» Given task:
Go through the entries below and retype them exactly, omitting each picture.
───── Information provided ─────
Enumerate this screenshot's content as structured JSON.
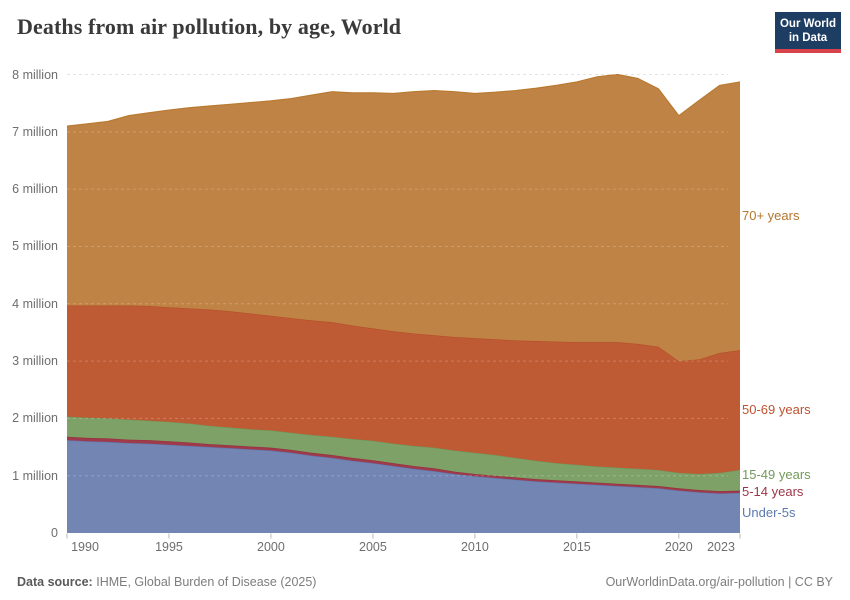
{
  "header": {
    "title": "Deaths from air pollution, by age, World",
    "logo": {
      "line1": "Our World",
      "line2": "in Data"
    }
  },
  "chart_data": {
    "type": "area",
    "stacked": true,
    "title": "Deaths from air pollution, by age, World",
    "unit": "deaths (millions)",
    "xlabel": "",
    "ylabel": "",
    "ylim": [
      0,
      8
    ],
    "grid": true,
    "legend_position": "right-edge-labels",
    "x": [
      1990,
      1991,
      1992,
      1993,
      1994,
      1995,
      1996,
      1997,
      1998,
      1999,
      2000,
      2001,
      2002,
      2003,
      2004,
      2005,
      2006,
      2007,
      2008,
      2009,
      2010,
      2011,
      2012,
      2013,
      2014,
      2015,
      2016,
      2017,
      2018,
      2019,
      2020,
      2021,
      2022,
      2023
    ],
    "x_ticks": [
      1990,
      1995,
      2000,
      2005,
      2010,
      2015,
      2020,
      2023
    ],
    "y_ticks": [
      {
        "value": 0,
        "label": "0"
      },
      {
        "value": 1,
        "label": "1 million"
      },
      {
        "value": 2,
        "label": "2 million"
      },
      {
        "value": 3,
        "label": "3 million"
      },
      {
        "value": 4,
        "label": "4 million"
      },
      {
        "value": 5,
        "label": "5 million"
      },
      {
        "value": 6,
        "label": "6 million"
      },
      {
        "value": 7,
        "label": "7 million"
      },
      {
        "value": 8,
        "label": "8 million"
      }
    ],
    "series": [
      {
        "name": "Under-5s",
        "color": "#7285b3",
        "line_color": "#6276ad",
        "label_color": "#5c7ab0",
        "values": [
          1.62,
          1.6,
          1.59,
          1.57,
          1.56,
          1.54,
          1.52,
          1.5,
          1.48,
          1.46,
          1.44,
          1.4,
          1.35,
          1.31,
          1.26,
          1.22,
          1.17,
          1.12,
          1.08,
          1.03,
          0.99,
          0.96,
          0.93,
          0.9,
          0.88,
          0.86,
          0.84,
          0.82,
          0.8,
          0.78,
          0.74,
          0.71,
          0.69,
          0.7
        ]
      },
      {
        "name": "5-14 years",
        "color": "#9e3a49",
        "line_color": "#963040",
        "label_color": "#9c3646",
        "values": [
          0.06,
          0.06,
          0.06,
          0.06,
          0.06,
          0.06,
          0.06,
          0.05,
          0.05,
          0.05,
          0.05,
          0.05,
          0.05,
          0.05,
          0.05,
          0.05,
          0.05,
          0.05,
          0.05,
          0.04,
          0.04,
          0.04,
          0.04,
          0.04,
          0.04,
          0.04,
          0.04,
          0.04,
          0.04,
          0.04,
          0.04,
          0.04,
          0.04,
          0.04
        ]
      },
      {
        "name": "15-49 years",
        "color": "#7ea168",
        "line_color": "#71975a",
        "label_color": "#74995c",
        "values": [
          0.35,
          0.35,
          0.35,
          0.35,
          0.34,
          0.34,
          0.33,
          0.32,
          0.31,
          0.3,
          0.3,
          0.3,
          0.31,
          0.32,
          0.33,
          0.34,
          0.34,
          0.35,
          0.36,
          0.37,
          0.37,
          0.36,
          0.34,
          0.32,
          0.3,
          0.29,
          0.28,
          0.28,
          0.28,
          0.28,
          0.27,
          0.28,
          0.32,
          0.36
        ]
      },
      {
        "name": "50-69 years",
        "color": "#be5a34",
        "line_color": "#b54f28",
        "label_color": "#bd5231",
        "values": [
          1.94,
          1.96,
          1.97,
          1.99,
          2.0,
          2.0,
          2.01,
          2.03,
          2.03,
          2.02,
          2.0,
          2.0,
          2.0,
          2.0,
          1.98,
          1.96,
          1.96,
          1.96,
          1.96,
          1.98,
          2.0,
          2.02,
          2.05,
          2.09,
          2.12,
          2.14,
          2.17,
          2.19,
          2.18,
          2.15,
          1.95,
          2.0,
          2.09,
          2.09
        ]
      },
      {
        "name": "70+ years",
        "color": "#bf8345",
        "line_color": "#b97a30",
        "label_color": "#b4762e",
        "values": [
          3.13,
          3.17,
          3.21,
          3.31,
          3.37,
          3.44,
          3.5,
          3.55,
          3.61,
          3.68,
          3.75,
          3.83,
          3.93,
          4.02,
          4.06,
          4.11,
          4.15,
          4.22,
          4.27,
          4.28,
          4.27,
          4.31,
          4.36,
          4.41,
          4.47,
          4.54,
          4.63,
          4.67,
          4.63,
          4.5,
          4.28,
          4.52,
          4.67,
          4.68
        ]
      }
    ],
    "grid_color": "#dddddd",
    "tick_color": "#b8b8b8",
    "axis_text_color": "#6e6e6e"
  },
  "footer": {
    "source_label": "Data source:",
    "source_text": "IHME, Global Burden of Disease (2025)",
    "credit": "OurWorldinData.org/air-pollution | CC BY"
  }
}
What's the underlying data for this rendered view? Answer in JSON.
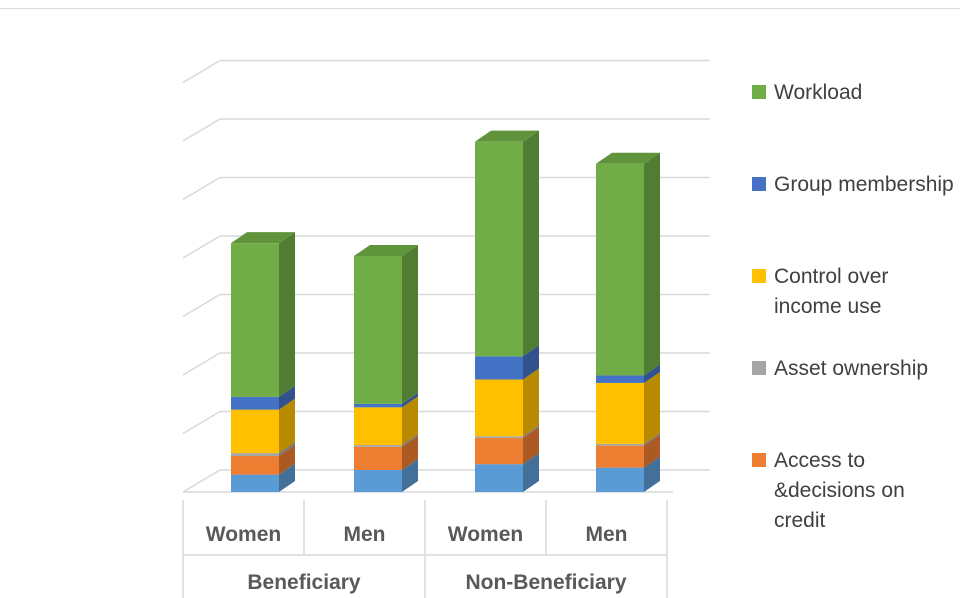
{
  "chart_data": {
    "type": "bar",
    "stacked": true,
    "three_d": true,
    "title": "",
    "xlabel": "",
    "ylabel": "",
    "ylim": [
      0,
      7.5
    ],
    "y_tick_labels_visible": false,
    "grid": true,
    "legend_position": "right",
    "groups": [
      {
        "label": "Beneficiary",
        "categories": [
          "Women",
          "Men"
        ]
      },
      {
        "label": "Non-Beneficiary",
        "categories": [
          "Women",
          "Men"
        ]
      }
    ],
    "categories": [
      "Women",
      "Men",
      "Women",
      "Men"
    ],
    "series": [
      {
        "name": "Access to &decisions on credit",
        "values": [
          0.32,
          0.4,
          0.45,
          0.38
        ],
        "color": "#5b9bd5",
        "color_orange": "#ed7d31"
      },
      {
        "name": "Asset ownership",
        "values": [
          0.05,
          0.03,
          0.03,
          0.03
        ],
        "color": "#a5a5a5"
      },
      {
        "name": "Control over income use",
        "values": [
          0.75,
          0.65,
          0.98,
          1.05
        ],
        "color": "#ffc000"
      },
      {
        "name": "Group membership",
        "values": [
          0.22,
          0.06,
          0.4,
          0.13
        ],
        "color": "#4472c4"
      },
      {
        "name": "Workload",
        "values": [
          2.65,
          2.55,
          3.7,
          3.65
        ],
        "color": "#70ad47"
      }
    ],
    "base_segment": {
      "name": "",
      "values": [
        0.3,
        0.38,
        0.48,
        0.42
      ],
      "color": "#5b9bd5"
    },
    "legend_order": [
      "Workload",
      "Group membership",
      "Control over income use",
      "Asset ownership",
      "Access to &decisions on credit"
    ]
  }
}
─────
» Solution for this task:
Enumerate this screenshot's content as structured JSON.
{
  "header": {
    "title": "Deaths from air pollution, by age, World",
    "logo": {
      "line1": "Our World",
      "line2": "in Data"
    }
  },
  "chart_data": {
    "type": "area",
    "stacked": true,
    "title": "Deaths from air pollution, by age, World",
    "unit": "deaths (millions)",
    "xlabel": "",
    "ylabel": "",
    "ylim": [
      0,
      8
    ],
    "grid": true,
    "legend_position": "right-edge-labels",
    "x": [
      1990,
      1991,
      1992,
      1993,
      1994,
      1995,
      1996,
      1997,
      1998,
      1999,
      2000,
      2001,
      2002,
      2003,
      2004,
      2005,
      2006,
      2007,
      2008,
      2009,
      2010,
      2011,
      2012,
      2013,
      2014,
      2015,
      2016,
      2017,
      2018,
      2019,
      2020,
      2021,
      2022,
      2023
    ],
    "x_ticks": [
      1990,
      1995,
      2000,
      2005,
      2010,
      2015,
      2020,
      2023
    ],
    "y_ticks": [
      {
        "value": 0,
        "label": "0"
      },
      {
        "value": 1,
        "label": "1 million"
      },
      {
        "value": 2,
        "label": "2 million"
      },
      {
        "value": 3,
        "label": "3 million"
      },
      {
        "value": 4,
        "label": "4 million"
      },
      {
        "value": 5,
        "label": "5 million"
      },
      {
        "value": 6,
        "label": "6 million"
      },
      {
        "value": 7,
        "label": "7 million"
      },
      {
        "value": 8,
        "label": "8 million"
      }
    ],
    "series": [
      {
        "name": "Under-5s",
        "color": "#7285b3",
        "line_color": "#6276ad",
        "label_color": "#5c7ab0",
        "values": [
          1.62,
          1.6,
          1.59,
          1.57,
          1.56,
          1.54,
          1.52,
          1.5,
          1.48,
          1.46,
          1.44,
          1.4,
          1.35,
          1.31,
          1.26,
          1.22,
          1.17,
          1.12,
          1.08,
          1.03,
          0.99,
          0.96,
          0.93,
          0.9,
          0.88,
          0.86,
          0.84,
          0.82,
          0.8,
          0.78,
          0.74,
          0.71,
          0.69,
          0.7
        ]
      },
      {
        "name": "5-14 years",
        "color": "#9e3a49",
        "line_color": "#963040",
        "label_color": "#9c3646",
        "values": [
          0.06,
          0.06,
          0.06,
          0.06,
          0.06,
          0.06,
          0.06,
          0.05,
          0.05,
          0.05,
          0.05,
          0.05,
          0.05,
          0.05,
          0.05,
          0.05,
          0.05,
          0.05,
          0.05,
          0.04,
          0.04,
          0.04,
          0.04,
          0.04,
          0.04,
          0.04,
          0.04,
          0.04,
          0.04,
          0.04,
          0.04,
          0.04,
          0.04,
          0.04
        ]
      },
      {
        "name": "15-49 years",
        "color": "#7ea168",
        "line_color": "#71975a",
        "label_color": "#74995c",
        "values": [
          0.35,
          0.35,
          0.35,
          0.35,
          0.34,
          0.34,
          0.33,
          0.32,
          0.31,
          0.3,
          0.3,
          0.3,
          0.31,
          0.32,
          0.33,
          0.34,
          0.34,
          0.35,
          0.36,
          0.37,
          0.37,
          0.36,
          0.34,
          0.32,
          0.3,
          0.29,
          0.28,
          0.28,
          0.28,
          0.28,
          0.27,
          0.28,
          0.32,
          0.36
        ]
      },
      {
        "name": "50-69 years",
        "color": "#be5a34",
        "line_color": "#b54f28",
        "label_color": "#bd5231",
        "values": [
          1.94,
          1.96,
          1.97,
          1.99,
          2.0,
          2.0,
          2.01,
          2.03,
          2.03,
          2.02,
          2.0,
          2.0,
          2.0,
          2.0,
          1.98,
          1.96,
          1.96,
          1.96,
          1.96,
          1.98,
          2.0,
          2.02,
          2.05,
          2.09,
          2.12,
          2.14,
          2.17,
          2.19,
          2.18,
          2.15,
          1.95,
          2.0,
          2.09,
          2.09
        ]
      },
      {
        "name": "70+ years",
        "color": "#bf8345",
        "line_color": "#b97a30",
        "label_color": "#b4762e",
        "values": [
          3.13,
          3.17,
          3.21,
          3.31,
          3.37,
          3.44,
          3.5,
          3.55,
          3.61,
          3.68,
          3.75,
          3.83,
          3.93,
          4.02,
          4.06,
          4.11,
          4.15,
          4.22,
          4.27,
          4.28,
          4.27,
          4.31,
          4.36,
          4.41,
          4.47,
          4.54,
          4.63,
          4.67,
          4.63,
          4.5,
          4.28,
          4.52,
          4.67,
          4.68
        ]
      }
    ],
    "grid_color": "#dddddd",
    "tick_color": "#b8b8b8",
    "axis_text_color": "#6e6e6e"
  },
  "footer": {
    "source_label": "Data source:",
    "source_text": "IHME, Global Burden of Disease (2025)",
    "credit": "OurWorldinData.org/air-pollution | CC BY"
  }
}
What's the underlying data for this rendered view? Answer in JSON.
{
  "chart_data": {
    "type": "bar",
    "stacked": true,
    "three_d": true,
    "title": "",
    "xlabel": "",
    "ylabel": "",
    "ylim": [
      0,
      7.5
    ],
    "y_tick_labels_visible": false,
    "grid": true,
    "legend_position": "right",
    "groups": [
      {
        "label": "Beneficiary",
        "categories": [
          "Women",
          "Men"
        ]
      },
      {
        "label": "Non-Beneficiary",
        "categories": [
          "Women",
          "Men"
        ]
      }
    ],
    "categories": [
      "Women",
      "Men",
      "Women",
      "Men"
    ],
    "series": [
      {
        "name": "Access to &decisions on credit",
        "values": [
          0.32,
          0.4,
          0.45,
          0.38
        ],
        "color": "#5b9bd5",
        "color_orange": "#ed7d31"
      },
      {
        "name": "Asset ownership",
        "values": [
          0.05,
          0.03,
          0.03,
          0.03
        ],
        "color": "#a5a5a5"
      },
      {
        "name": "Control over income use",
        "values": [
          0.75,
          0.65,
          0.98,
          1.05
        ],
        "color": "#ffc000"
      },
      {
        "name": "Group membership",
        "values": [
          0.22,
          0.06,
          0.4,
          0.13
        ],
        "color": "#4472c4"
      },
      {
        "name": "Workload",
        "values": [
          2.65,
          2.55,
          3.7,
          3.65
        ],
        "color": "#70ad47"
      }
    ],
    "base_segment": {
      "name": "",
      "values": [
        0.3,
        0.38,
        0.48,
        0.42
      ],
      "color": "#5b9bd5"
    },
    "legend_order": [
      "Workload",
      "Group membership",
      "Control over income use",
      "Asset ownership",
      "Access to &decisions on credit"
    ]
  }
}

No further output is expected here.